Input records -
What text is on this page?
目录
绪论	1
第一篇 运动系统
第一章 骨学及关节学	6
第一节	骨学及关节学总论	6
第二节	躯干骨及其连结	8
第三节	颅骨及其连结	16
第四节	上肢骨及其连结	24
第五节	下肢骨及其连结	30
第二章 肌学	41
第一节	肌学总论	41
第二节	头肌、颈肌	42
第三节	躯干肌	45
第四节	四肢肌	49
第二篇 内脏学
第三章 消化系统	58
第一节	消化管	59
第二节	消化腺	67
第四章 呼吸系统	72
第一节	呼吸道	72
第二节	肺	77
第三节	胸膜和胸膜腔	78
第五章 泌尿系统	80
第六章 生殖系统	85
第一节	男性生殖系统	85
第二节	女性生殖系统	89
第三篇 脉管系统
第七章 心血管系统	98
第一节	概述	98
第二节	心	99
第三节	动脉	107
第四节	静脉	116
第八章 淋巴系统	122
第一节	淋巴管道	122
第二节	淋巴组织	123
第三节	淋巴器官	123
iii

Exercise goal - Write out every line of the material again, exactly as it reads.

Solution -
What text is on this page?
目录
绪论	1
第一篇 运动系统
第一章 骨学及关节学	6
第一节	骨学及关节学总论	6
第二节	躯干骨及其连结	8
第三节	颅骨及其连结	16
第四节	上肢骨及其连结	24
第五节	下肢骨及其连结	30
第二章 肌学	41
第一节	肌学总论	41
第二节	头肌、颈肌	42
第三节	躯干肌	45
第四节	四肢肌	49
第二篇 内脏学
第三章 消化系统	58
第一节	消化管	59
第二节	消化腺	67
第四章 呼吸系统	72
第一节	呼吸道	72
第二节	肺	77
第三节	胸膜和胸膜腔	78
第五章 泌尿系统	80
第六章 生殖系统	85
第一节	男性生殖系统	85
第二节	女性生殖系统	89
第三篇 脉管系统
第七章 心血管系统	98
第一节	概述	98
第二节	心	99
第三节	动脉	107
第四节	静脉	116
第八章 淋巴系统	122
第一节	淋巴管道	122
第二节	淋巴组织	123
第三节	淋巴器官	123
iii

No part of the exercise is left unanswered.